» **Written problem**
Report every line below that holds the word "icon".

(Data extracted from a collection)
++++++
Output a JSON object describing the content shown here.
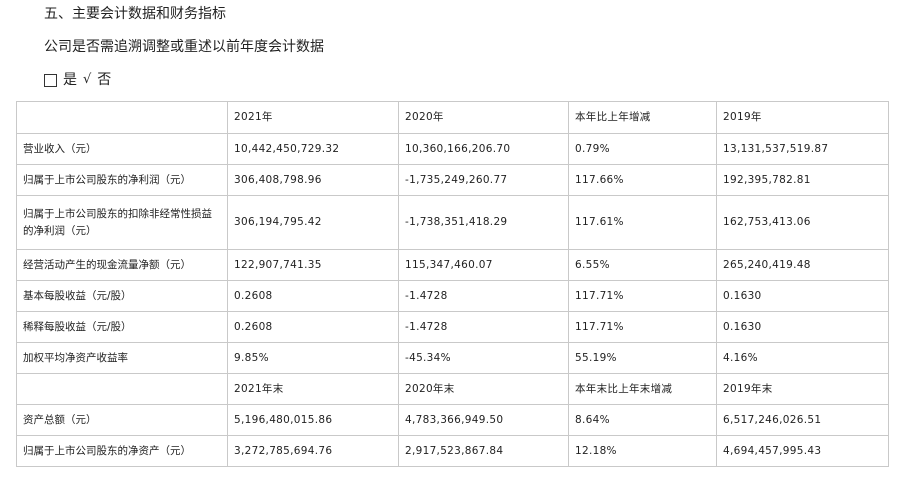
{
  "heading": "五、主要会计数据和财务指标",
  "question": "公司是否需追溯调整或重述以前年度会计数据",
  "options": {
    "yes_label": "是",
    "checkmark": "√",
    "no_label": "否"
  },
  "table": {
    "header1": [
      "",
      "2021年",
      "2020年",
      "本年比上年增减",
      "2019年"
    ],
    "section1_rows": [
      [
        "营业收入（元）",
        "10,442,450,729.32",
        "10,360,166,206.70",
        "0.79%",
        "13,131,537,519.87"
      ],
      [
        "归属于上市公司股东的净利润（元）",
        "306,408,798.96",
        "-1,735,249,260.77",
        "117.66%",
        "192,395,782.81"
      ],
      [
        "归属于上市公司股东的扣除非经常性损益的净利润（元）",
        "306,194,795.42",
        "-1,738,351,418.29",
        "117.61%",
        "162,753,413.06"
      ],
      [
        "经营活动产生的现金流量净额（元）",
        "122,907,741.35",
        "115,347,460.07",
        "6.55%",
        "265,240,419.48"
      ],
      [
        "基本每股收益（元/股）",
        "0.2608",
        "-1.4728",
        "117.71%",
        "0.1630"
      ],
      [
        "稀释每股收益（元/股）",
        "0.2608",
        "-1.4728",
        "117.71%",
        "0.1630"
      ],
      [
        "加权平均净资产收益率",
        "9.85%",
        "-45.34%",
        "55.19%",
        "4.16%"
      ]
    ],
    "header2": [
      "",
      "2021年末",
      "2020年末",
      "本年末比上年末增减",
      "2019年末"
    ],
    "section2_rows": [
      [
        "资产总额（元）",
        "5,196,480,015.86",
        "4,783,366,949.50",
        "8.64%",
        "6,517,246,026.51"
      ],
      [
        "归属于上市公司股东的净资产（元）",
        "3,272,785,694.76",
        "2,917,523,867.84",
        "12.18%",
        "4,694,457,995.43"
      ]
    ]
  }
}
++++++
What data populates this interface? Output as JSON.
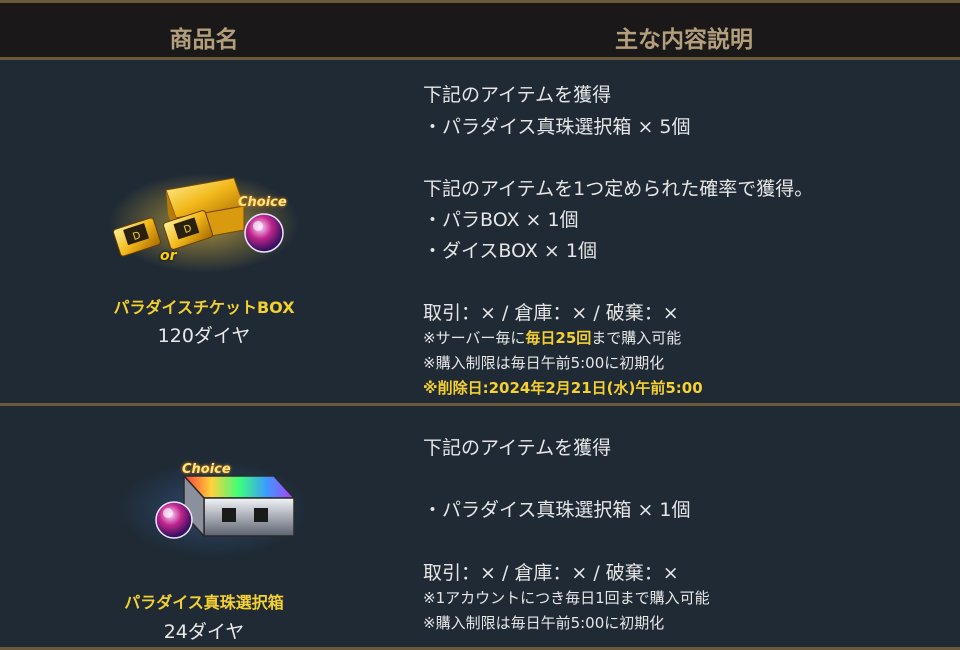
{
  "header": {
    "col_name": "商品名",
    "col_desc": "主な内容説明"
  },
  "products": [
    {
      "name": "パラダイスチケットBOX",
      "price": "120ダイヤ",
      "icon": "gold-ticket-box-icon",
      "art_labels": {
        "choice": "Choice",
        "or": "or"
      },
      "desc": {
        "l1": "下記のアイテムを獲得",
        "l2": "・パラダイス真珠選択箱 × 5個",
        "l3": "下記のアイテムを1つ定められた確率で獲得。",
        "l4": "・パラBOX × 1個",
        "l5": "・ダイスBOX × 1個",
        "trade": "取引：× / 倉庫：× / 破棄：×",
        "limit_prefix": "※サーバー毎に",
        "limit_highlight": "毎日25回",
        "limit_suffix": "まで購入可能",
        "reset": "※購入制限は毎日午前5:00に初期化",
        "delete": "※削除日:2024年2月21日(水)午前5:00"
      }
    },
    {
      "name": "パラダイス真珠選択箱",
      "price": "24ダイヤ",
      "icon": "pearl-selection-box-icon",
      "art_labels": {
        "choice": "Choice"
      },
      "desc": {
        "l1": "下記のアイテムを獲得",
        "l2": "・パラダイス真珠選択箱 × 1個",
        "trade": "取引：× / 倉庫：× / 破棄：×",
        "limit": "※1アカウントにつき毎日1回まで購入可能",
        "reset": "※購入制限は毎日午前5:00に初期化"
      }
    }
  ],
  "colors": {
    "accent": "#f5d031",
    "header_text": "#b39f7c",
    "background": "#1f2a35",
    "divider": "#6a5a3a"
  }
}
++++++
» **The result**
      "icon": "gold-ticket-box-icon",
      "icon": "pearl-selection-box-icon",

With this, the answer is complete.